GIVEN ENTRIES:
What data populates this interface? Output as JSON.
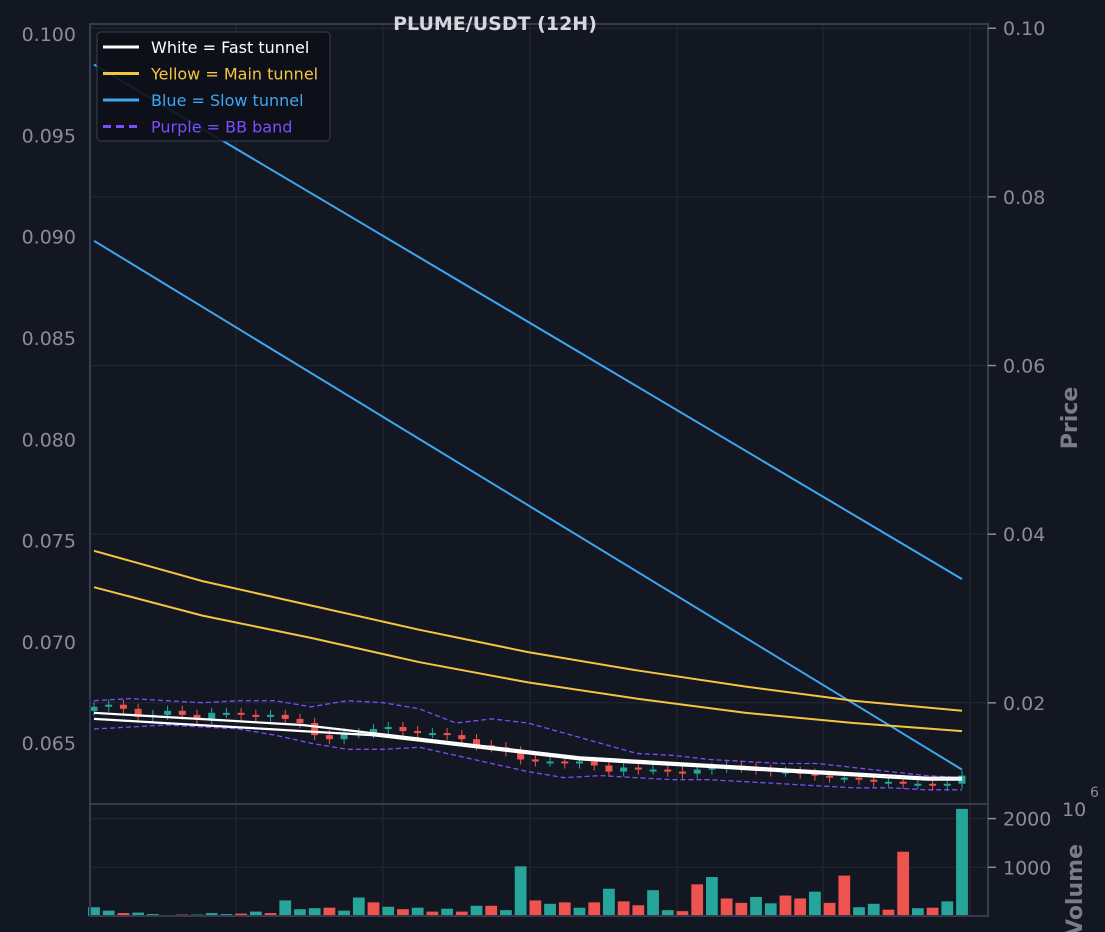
{
  "chart_data": {
    "type": "candlestick",
    "title": "PLUME/USDT (12H)",
    "left_axis": {
      "ylim": [
        0.062,
        0.1005
      ],
      "ticks": [
        "0.100",
        "0.095",
        "0.090",
        "0.085",
        "0.080",
        "0.075",
        "0.070",
        "0.065"
      ],
      "tick_values": [
        0.1,
        0.095,
        0.09,
        0.085,
        0.08,
        0.075,
        0.07,
        0.065
      ]
    },
    "right_axis": {
      "label": "Price",
      "ylim": [
        0.008,
        0.1005
      ],
      "ticks": [
        "0.10",
        "0.08",
        "0.06",
        "0.04",
        "0.02"
      ],
      "tick_values": [
        0.1,
        0.08,
        0.06,
        0.04,
        0.02
      ]
    },
    "volume_axis": {
      "label": "Volume",
      "multiplier": "10",
      "exponent": "6",
      "ylim": [
        0,
        2300
      ],
      "ticks": [
        "2000",
        "1000"
      ],
      "tick_values": [
        2000,
        1000
      ]
    },
    "grid": true,
    "legend": {
      "placement": "top-left",
      "entries": [
        {
          "label": "White = Fast tunnel",
          "color": "#ffffff",
          "style": "solid"
        },
        {
          "label": "Yellow = Main tunnel",
          "color": "#f5c542",
          "style": "solid"
        },
        {
          "label": "Blue = Slow tunnel",
          "color": "#3ea6f2",
          "style": "solid"
        },
        {
          "label": "Purple = BB band",
          "color": "#7c4dff",
          "style": "dashed"
        }
      ]
    },
    "colors": {
      "up": "#26a69a",
      "down": "#ef5350",
      "background": "#131722",
      "grid": "#232834",
      "frame": "#363c4e"
    },
    "n_candles": 60,
    "close": [
      0.0668,
      0.0669,
      0.0667,
      0.0663,
      0.0664,
      0.0666,
      0.0664,
      0.0662,
      0.0665,
      0.0665,
      0.0664,
      0.0663,
      0.0664,
      0.0662,
      0.066,
      0.0654,
      0.0652,
      0.0655,
      0.0655,
      0.0657,
      0.0658,
      0.0656,
      0.0655,
      0.0655,
      0.0654,
      0.0652,
      0.0649,
      0.0648,
      0.0646,
      0.0642,
      0.0641,
      0.0641,
      0.064,
      0.0641,
      0.0639,
      0.0636,
      0.0638,
      0.0637,
      0.0637,
      0.0636,
      0.0635,
      0.0637,
      0.0638,
      0.0639,
      0.0638,
      0.0637,
      0.0636,
      0.0636,
      0.0635,
      0.0634,
      0.0633,
      0.0633,
      0.0632,
      0.0631,
      0.0631,
      0.063,
      0.063,
      0.0629,
      0.063,
      0.0634
    ],
    "fast_tunnel": [
      [
        0.0662,
        0.0661,
        0.066,
        0.0659,
        0.0658,
        0.0657,
        0.0656,
        0.0655,
        0.0654,
        0.0652,
        0.065,
        0.0648,
        0.0646,
        0.0644,
        0.0642,
        0.0641,
        0.064,
        0.0639,
        0.0638,
        0.0637,
        0.0636,
        0.0635,
        0.0634,
        0.0633,
        0.0632,
        0.0632
      ],
      [
        0.0665,
        0.0664,
        0.0663,
        0.0662,
        0.0661,
        0.066,
        0.0659,
        0.0657,
        0.0655,
        0.0653,
        0.0651,
        0.0649,
        0.0647,
        0.0645,
        0.0643,
        0.0642,
        0.0641,
        0.064,
        0.0639,
        0.0638,
        0.0637,
        0.0636,
        0.0635,
        0.0634,
        0.0633,
        0.0633
      ]
    ],
    "main_tunnel": [
      [
        0.0727,
        0.0713,
        0.0702,
        0.069,
        0.068,
        0.0672,
        0.0665,
        0.066,
        0.0656
      ],
      [
        0.0745,
        0.073,
        0.0718,
        0.0706,
        0.0695,
        0.0686,
        0.0678,
        0.0671,
        0.0666
      ]
    ],
    "slow_tunnel": [
      [
        0.0898,
        0.0637
      ],
      [
        0.0985,
        0.0731
      ]
    ],
    "bb_upper": [
      0.0671,
      0.0672,
      0.0671,
      0.067,
      0.0671,
      0.0671,
      0.0668,
      0.0671,
      0.067,
      0.0667,
      0.066,
      0.0662,
      0.066,
      0.0655,
      0.065,
      0.0645,
      0.0644,
      0.0642,
      0.0641,
      0.064,
      0.064,
      0.0638,
      0.0636,
      0.0634,
      0.0633
    ],
    "bb_lower": [
      0.0657,
      0.0658,
      0.0659,
      0.0658,
      0.0657,
      0.0654,
      0.065,
      0.0647,
      0.0647,
      0.0648,
      0.0644,
      0.064,
      0.0636,
      0.0633,
      0.0634,
      0.0633,
      0.0632,
      0.0632,
      0.0631,
      0.063,
      0.0629,
      0.0628,
      0.0628,
      0.0627,
      0.0627
    ],
    "volume": [
      180,
      110,
      60,
      70,
      40,
      20,
      30,
      30,
      60,
      40,
      50,
      90,
      60,
      320,
      140,
      160,
      170,
      110,
      380,
      280,
      190,
      140,
      170,
      90,
      150,
      90,
      210,
      210,
      120,
      1020,
      320,
      250,
      280,
      170,
      280,
      560,
      300,
      220,
      530,
      120,
      100,
      650,
      800,
      360,
      270,
      390,
      260,
      420,
      360,
      500,
      270,
      830,
      180,
      250,
      130,
      1320,
      160,
      170,
      300,
      2200
    ],
    "volume_up": [
      true,
      true,
      false,
      true,
      true,
      true,
      false,
      true,
      true,
      true,
      false,
      true,
      false,
      true,
      true,
      true,
      false,
      true,
      true,
      false,
      true,
      false,
      true,
      false,
      true,
      false,
      true,
      false,
      true,
      true,
      false,
      true,
      false,
      true,
      false,
      true,
      false,
      false,
      true,
      true,
      false,
      false,
      true,
      false,
      false,
      true,
      true,
      false,
      false,
      true,
      false,
      false,
      true,
      true,
      false,
      false,
      true,
      false,
      true,
      true
    ]
  }
}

WHAT YOU NEED TO DO:
Transcribe every entry word for word, but omit the pictures.

RESULT OF THIS EXERCISE:
What data populates this interface? Output as JSON.
{
  "chart_data": {
    "type": "candlestick",
    "title": "PLUME/USDT (12H)",
    "left_axis": {
      "ylim": [
        0.062,
        0.1005
      ],
      "ticks": [
        "0.100",
        "0.095",
        "0.090",
        "0.085",
        "0.080",
        "0.075",
        "0.070",
        "0.065"
      ],
      "tick_values": [
        0.1,
        0.095,
        0.09,
        0.085,
        0.08,
        0.075,
        0.07,
        0.065
      ]
    },
    "right_axis": {
      "label": "Price",
      "ylim": [
        0.008,
        0.1005
      ],
      "ticks": [
        "0.10",
        "0.08",
        "0.06",
        "0.04",
        "0.02"
      ],
      "tick_values": [
        0.1,
        0.08,
        0.06,
        0.04,
        0.02
      ]
    },
    "volume_axis": {
      "label": "Volume",
      "multiplier": "10",
      "exponent": "6",
      "ylim": [
        0,
        2300
      ],
      "ticks": [
        "2000",
        "1000"
      ],
      "tick_values": [
        2000,
        1000
      ]
    },
    "grid": true,
    "legend": {
      "placement": "top-left",
      "entries": [
        {
          "label": "White = Fast tunnel",
          "color": "#ffffff",
          "style": "solid"
        },
        {
          "label": "Yellow = Main tunnel",
          "color": "#f5c542",
          "style": "solid"
        },
        {
          "label": "Blue = Slow tunnel",
          "color": "#3ea6f2",
          "style": "solid"
        },
        {
          "label": "Purple = BB band",
          "color": "#7c4dff",
          "style": "dashed"
        }
      ]
    },
    "colors": {
      "up": "#26a69a",
      "down": "#ef5350",
      "background": "#131722",
      "grid": "#232834",
      "frame": "#363c4e"
    },
    "n_candles": 60,
    "close": [
      0.0668,
      0.0669,
      0.0667,
      0.0663,
      0.0664,
      0.0666,
      0.0664,
      0.0662,
      0.0665,
      0.0665,
      0.0664,
      0.0663,
      0.0664,
      0.0662,
      0.066,
      0.0654,
      0.0652,
      0.0655,
      0.0655,
      0.0657,
      0.0658,
      0.0656,
      0.0655,
      0.0655,
      0.0654,
      0.0652,
      0.0649,
      0.0648,
      0.0646,
      0.0642,
      0.0641,
      0.0641,
      0.064,
      0.0641,
      0.0639,
      0.0636,
      0.0638,
      0.0637,
      0.0637,
      0.0636,
      0.0635,
      0.0637,
      0.0638,
      0.0639,
      0.0638,
      0.0637,
      0.0636,
      0.0636,
      0.0635,
      0.0634,
      0.0633,
      0.0633,
      0.0632,
      0.0631,
      0.0631,
      0.063,
      0.063,
      0.0629,
      0.063,
      0.0634
    ],
    "fast_tunnel": [
      [
        0.0662,
        0.0661,
        0.066,
        0.0659,
        0.0658,
        0.0657,
        0.0656,
        0.0655,
        0.0654,
        0.0652,
        0.065,
        0.0648,
        0.0646,
        0.0644,
        0.0642,
        0.0641,
        0.064,
        0.0639,
        0.0638,
        0.0637,
        0.0636,
        0.0635,
        0.0634,
        0.0633,
        0.0632,
        0.0632
      ],
      [
        0.0665,
        0.0664,
        0.0663,
        0.0662,
        0.0661,
        0.066,
        0.0659,
        0.0657,
        0.0655,
        0.0653,
        0.0651,
        0.0649,
        0.0647,
        0.0645,
        0.0643,
        0.0642,
        0.0641,
        0.064,
        0.0639,
        0.0638,
        0.0637,
        0.0636,
        0.0635,
        0.0634,
        0.0633,
        0.0633
      ]
    ],
    "main_tunnel": [
      [
        0.0727,
        0.0713,
        0.0702,
        0.069,
        0.068,
        0.0672,
        0.0665,
        0.066,
        0.0656
      ],
      [
        0.0745,
        0.073,
        0.0718,
        0.0706,
        0.0695,
        0.0686,
        0.0678,
        0.0671,
        0.0666
      ]
    ],
    "slow_tunnel": [
      [
        0.0898,
        0.0637
      ],
      [
        0.0985,
        0.0731
      ]
    ],
    "bb_upper": [
      0.0671,
      0.0672,
      0.0671,
      0.067,
      0.0671,
      0.0671,
      0.0668,
      0.0671,
      0.067,
      0.0667,
      0.066,
      0.0662,
      0.066,
      0.0655,
      0.065,
      0.0645,
      0.0644,
      0.0642,
      0.0641,
      0.064,
      0.064,
      0.0638,
      0.0636,
      0.0634,
      0.0633
    ],
    "bb_lower": [
      0.0657,
      0.0658,
      0.0659,
      0.0658,
      0.0657,
      0.0654,
      0.065,
      0.0647,
      0.0647,
      0.0648,
      0.0644,
      0.064,
      0.0636,
      0.0633,
      0.0634,
      0.0633,
      0.0632,
      0.0632,
      0.0631,
      0.063,
      0.0629,
      0.0628,
      0.0628,
      0.0627,
      0.0627
    ],
    "volume": [
      180,
      110,
      60,
      70,
      40,
      20,
      30,
      30,
      60,
      40,
      50,
      90,
      60,
      320,
      140,
      160,
      170,
      110,
      380,
      280,
      190,
      140,
      170,
      90,
      150,
      90,
      210,
      210,
      120,
      1020,
      320,
      250,
      280,
      170,
      280,
      560,
      300,
      220,
      530,
      120,
      100,
      650,
      800,
      360,
      270,
      390,
      260,
      420,
      360,
      500,
      270,
      830,
      180,
      250,
      130,
      1320,
      160,
      170,
      300,
      2200
    ],
    "volume_up": [
      true,
      true,
      false,
      true,
      true,
      true,
      false,
      true,
      true,
      true,
      false,
      true,
      false,
      true,
      true,
      true,
      false,
      true,
      true,
      false,
      true,
      false,
      true,
      false,
      true,
      false,
      true,
      false,
      true,
      true,
      false,
      true,
      false,
      true,
      false,
      true,
      false,
      false,
      true,
      true,
      false,
      false,
      true,
      false,
      false,
      true,
      true,
      false,
      false,
      true,
      false,
      false,
      true,
      true,
      false,
      false,
      true,
      false,
      true,
      true
    ]
  }
}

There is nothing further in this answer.